- _Requirements_: Look through the records below and give the number of lines holding the string "觉得好笑", nothing more.

>> Start Material supplied

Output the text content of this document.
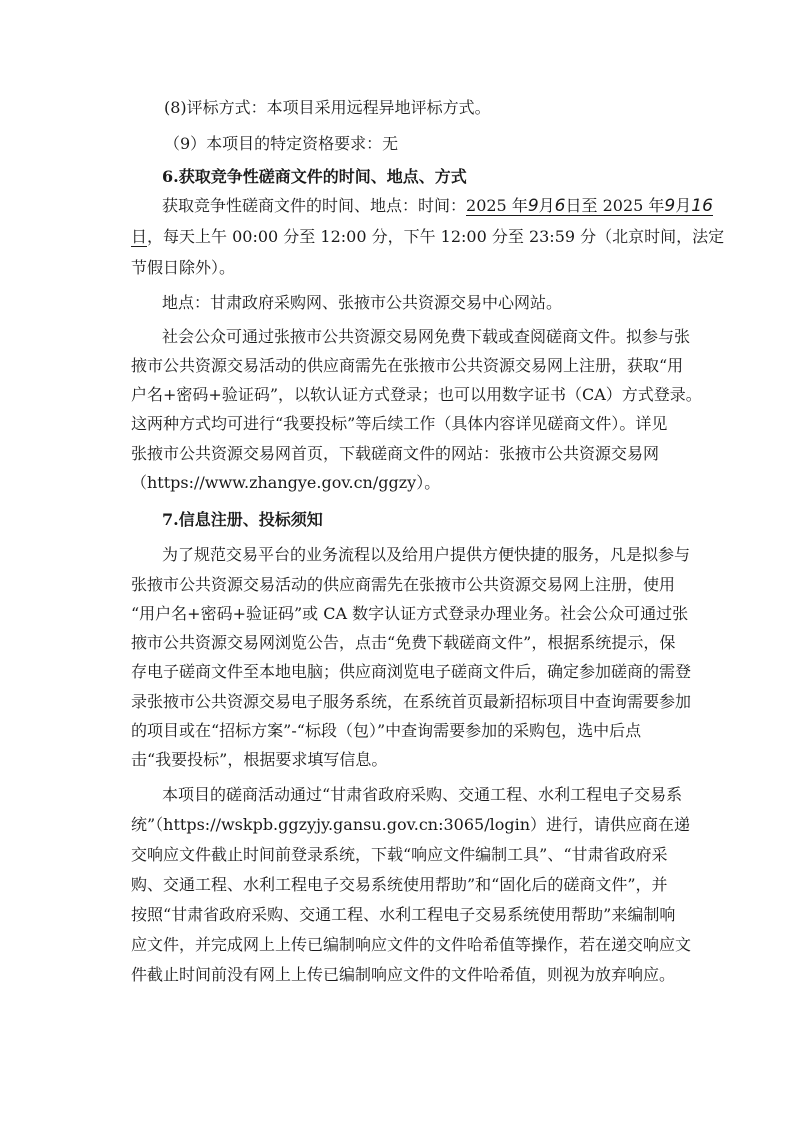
(8)评标方式：本项目采用远程异地评标方式。
（9）本项目的特定资格要求：无
6.获取竞争性磋商文件的时间、地点、方式
获取竞争性磋商文件的时间、地点：时间：2025 年9月6日至 2025 年9月16
日，每天上午 00:00 分至 12:00 分，下午 12:00 分至 23:59 分（北京时间，法定
节假日除外）。
地点：甘肃政府采购网、张掖市公共资源交易中心网站。
社会公众可通过张掖市公共资源交易网免费下载或查阅磋商文件。拟参与张
掖市公共资源交易活动的供应商需先在张掖市公共资源交易网上注册，获取“用
户名+密码+验证码”，以软认证方式登录；也可以用数字证书（CA）方式登录。
这两种方式均可进行“我要投标”等后续工作（具体内容详见磋商文件）。详见
张掖市公共资源交易网首页，下载磋商文件的网站：张掖市公共资源交易网
（https://www.zhangye.gov.cn/ggzy）。
7.信息注册、投标须知
为了规范交易平台的业务流程以及给用户提供方便快捷的服务，凡是拟参与
张掖市公共资源交易活动的供应商需先在张掖市公共资源交易网上注册，使用
“用户名+密码+验证码”或 CA 数字认证方式登录办理业务。社会公众可通过张
掖市公共资源交易网浏览公告，点击“免费下载磋商文件”，根据系统提示，保
存电子磋商文件至本地电脑；供应商浏览电子磋商文件后，确定参加磋商的需登
录张掖市公共资源交易电子服务系统，在系统首页最新招标项目中查询需要参加
的项目或在“招标方案”-“标段（包）”中查询需要参加的采购包，选中后点
击“我要投标”，根据要求填写信息。
本项目的磋商活动通过“甘肃省政府采购、交通工程、水利工程电子交易系
统”（https://wskpb.ggzyjy.gansu.gov.cn:3065/login）进行，请供应商在递
交响应文件截止时间前登录系统，下载“响应文件编制工具”、“甘肃省政府采
购、交通工程、水利工程电子交易系统使用帮助”和“固化后的磋商文件”，并
按照“甘肃省政府采购、交通工程、水利工程电子交易系统使用帮助”来编制响
应文件，并完成网上上传已编制响应文件的文件哈希值等操作，若在递交响应文
件截止时间前没有网上上传已编制响应文件的文件哈希值，则视为放弃响应。
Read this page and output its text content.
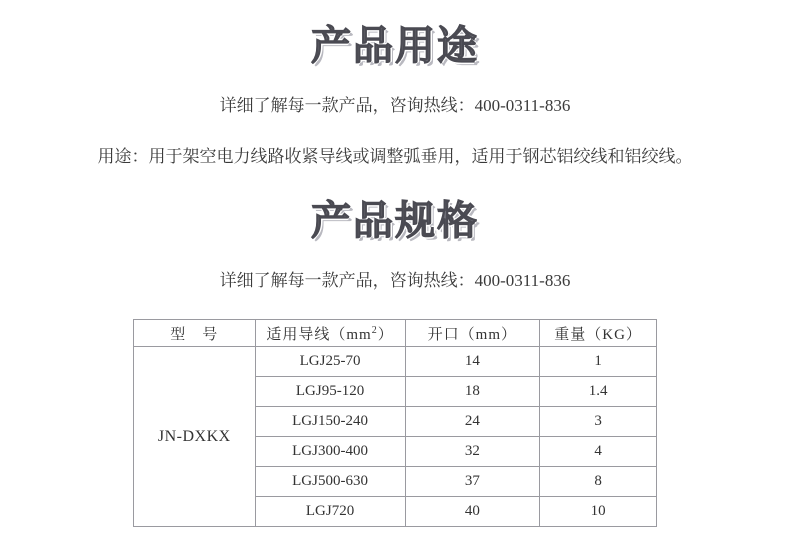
产品用途
详细了解每一款产品，咨询热线：400-0311-836
用途：用于架空电力线路收紧导线或调整弧垂用，适用于钢芯铝绞线和铝绞线。
产品规格
详细了解每一款产品，咨询热线：400-0311-836
型　号	适用导线$(mm^2)$	开口（mm）	重量（KG）
JN-DXKX	LGJ25-70	14	1
	LGJ95-120	18	1.4
	LGJ150-240	24	3
	LGJ300-400	32	4
	LGJ500-630	37	8
	LGJ720	40	10
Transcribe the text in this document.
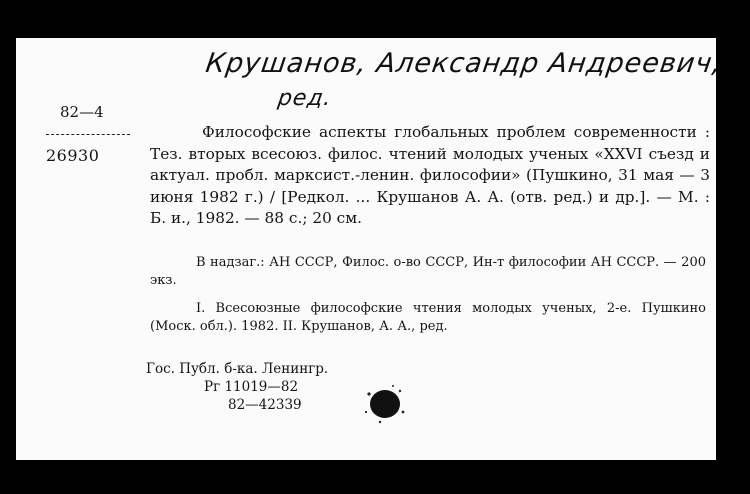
Крушанов, Александр Андреевич,
ред.
82—4
26930
Философские аспекты глобальных проблем современности : Тез. вторых всесоюз. филос. чтений молодых ученых «XXVI съезд и актуал. пробл. марксист.-ленин. философии» (Пушкино, 31 мая — 3 июня 1982 г.) / [Редкол. ... Крушанов А. А. (отв. ред.) и др.]. — М. : Б. и., 1982. — 88 с.; 20 см.
В надзаг.: АН СССР, Филос. о-во СССР, Ин-т философии АН СССР. — 200 экз.
I. Всесоюзные философские чтения молодых ученых, 2-е. Пушкино (Моск. обл.). 1982. II. Крушанов, А. А., ред.
Гос. Публ. б-ка. Ленингр.
Рг 11019—82
82—42339
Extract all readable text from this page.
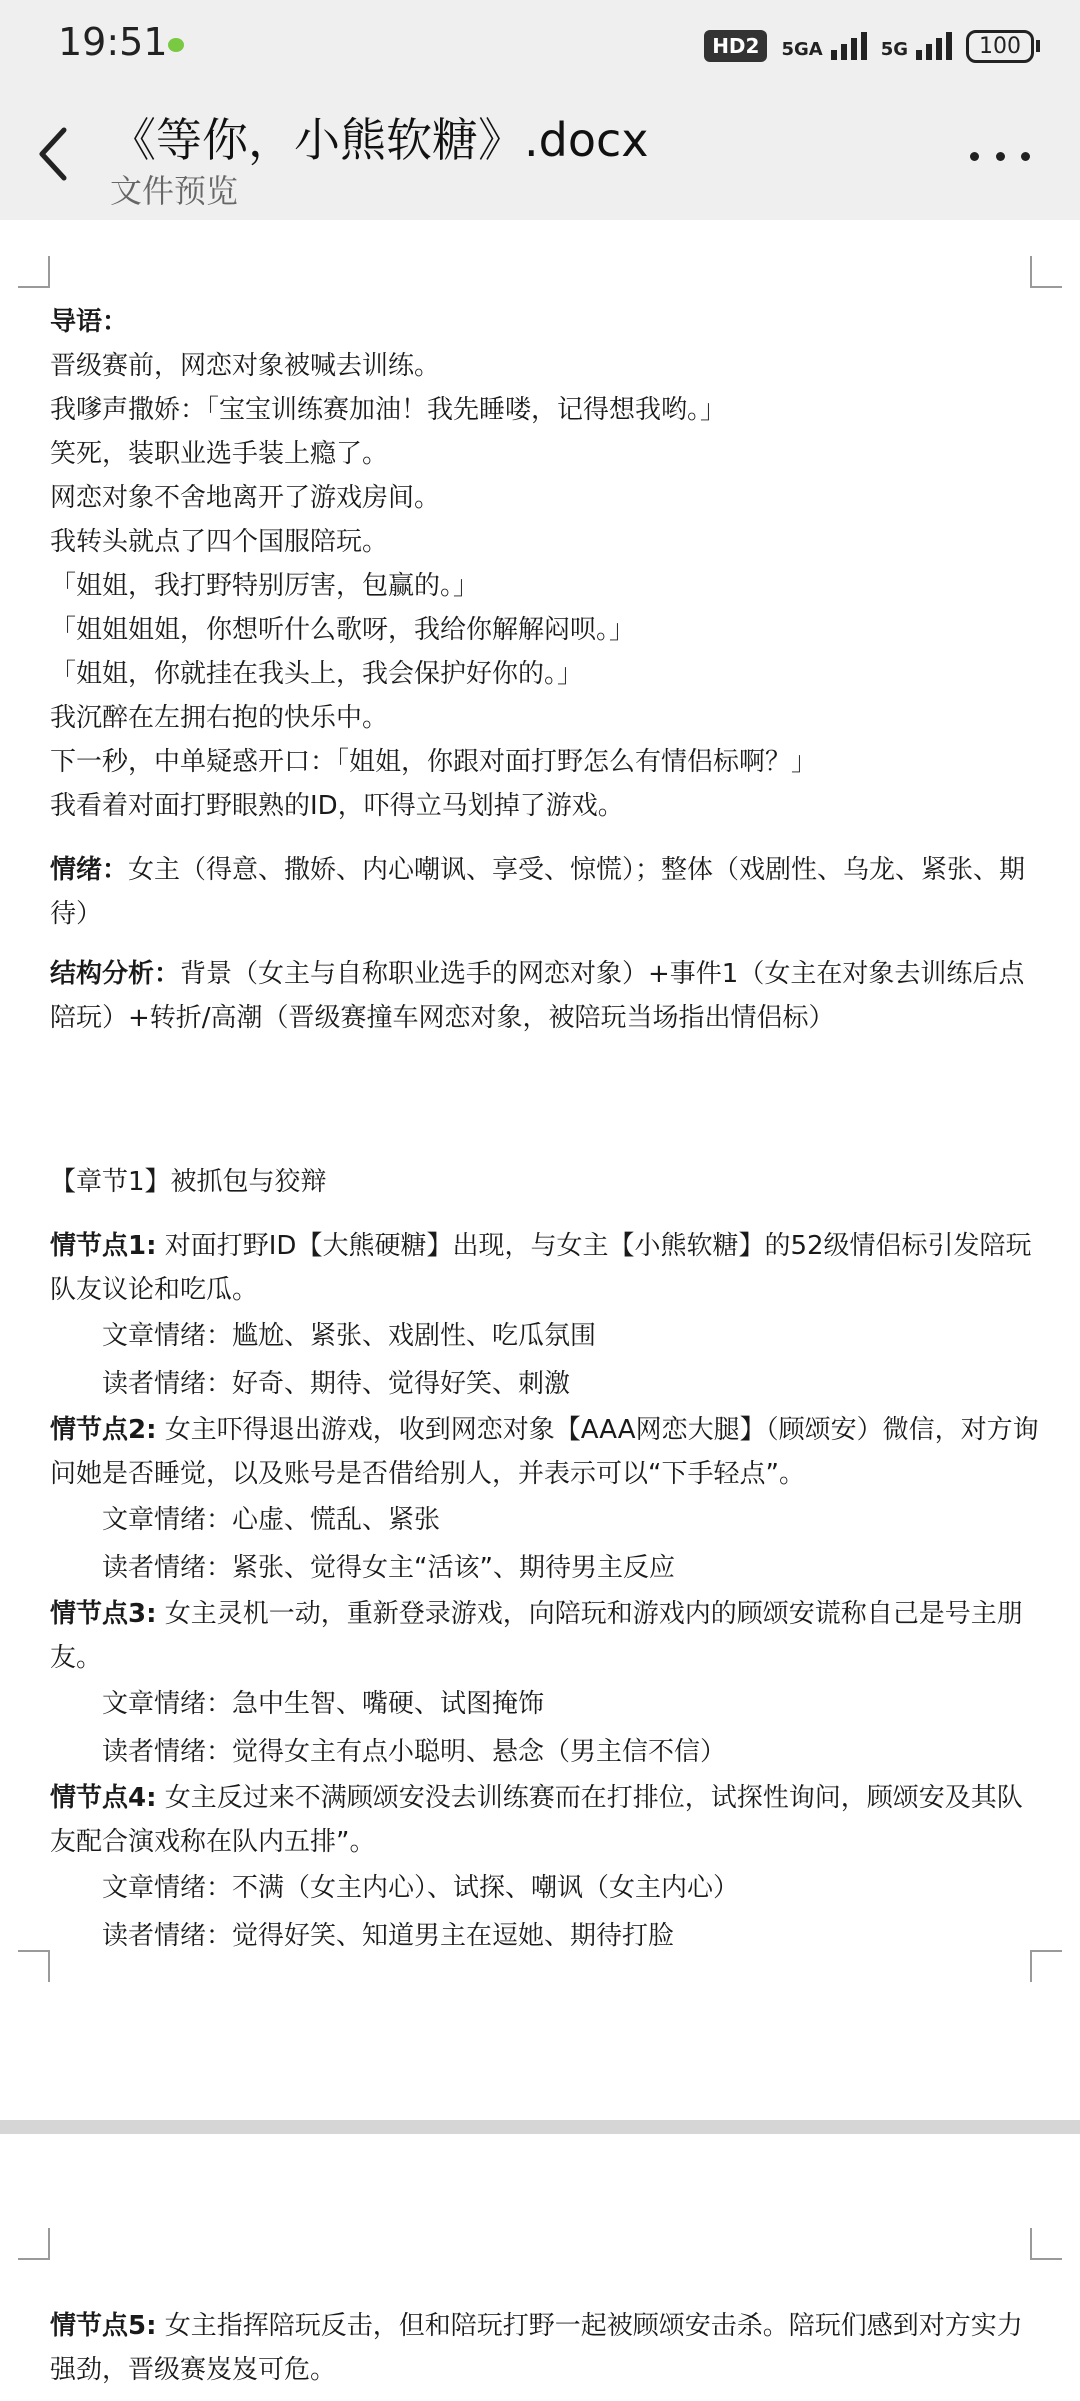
19:51	HD2	5GA	5G	100
《等你，小熊软糖》.docx
文件预览

导语：

晋级赛前，网恋对象被喊去训练。

我嗲声撒娇：「宝宝训练赛加油！我先睡喽，记得想我哟。」

笑死，装职业选手装上瘾了。

网恋对象不舍地离开了游戏房间。

我转头就点了四个国服陪玩。

「姐姐，我打野特别厉害，包赢的。」

「姐姐姐姐，你想听什么歌呀，我给你解解闷呗。」

「姐姐，你就挂在我头上，我会保护好你的。」

我沉醉在左拥右抱的快乐中。

下一秒，中单疑惑开口：「姐姐，你跟对面打野怎么有情侣标啊？」

我看着对面打野眼熟的ID，吓得立马划掉了游戏。

情绪：女主（得意、撒娇、内心嘲讽、享受、惊慌）；整体（戏剧性、乌龙、紧张、期待）

结构分析：背景（女主与自称职业选手的网恋对象）+事件1（女主在对象去训练后点陪玩）+转折/高潮（晋级赛撞车网恋对象，被陪玩当场指出情侣标）

【章节1】被抓包与狡辩

情节点1: 对面打野ID【大熊硬糖】出现，与女主【小熊软糖】的52级情侣标引发陪玩队友议论和吃瓜。

文章情绪：尴尬、紧张、戏剧性、吃瓜氛围

读者情绪：好奇、期待、觉得好笑、刺激

情节点2: 女主吓得退出游戏，收到网恋对象【AAA网恋大腿】（顾颂安）微信，对方询问她是否睡觉，以及账号是否借给别人，并表示可以“下手轻点”。

文章情绪：心虚、慌乱、紧张

读者情绪：紧张、觉得女主“活该”、期待男主反应

情节点3: 女主灵机一动，重新登录游戏，向陪玩和游戏内的顾颂安谎称自己是号主朋友。

文章情绪：急中生智、嘴硬、试图掩饰

读者情绪：觉得女主有点小聪明、悬念（男主信不信）

情节点4: 女主反过来不满顾颂安没去训练赛而在打排位，试探性询问，顾颂安及其队友配合演戏称在队内五排”。

文章情绪：不满（女主内心）、试探、嘲讽（女主内心）

读者情绪：觉得好笑、知道男主在逗她、期待打脸

情节点5: 女主指挥陪玩反击，但和陪玩打野一起被顾颂安击杀。陪玩们感到对方实力强劲，晋级赛岌岌可危。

>> End Material supplied

- _Solution for this task_: 2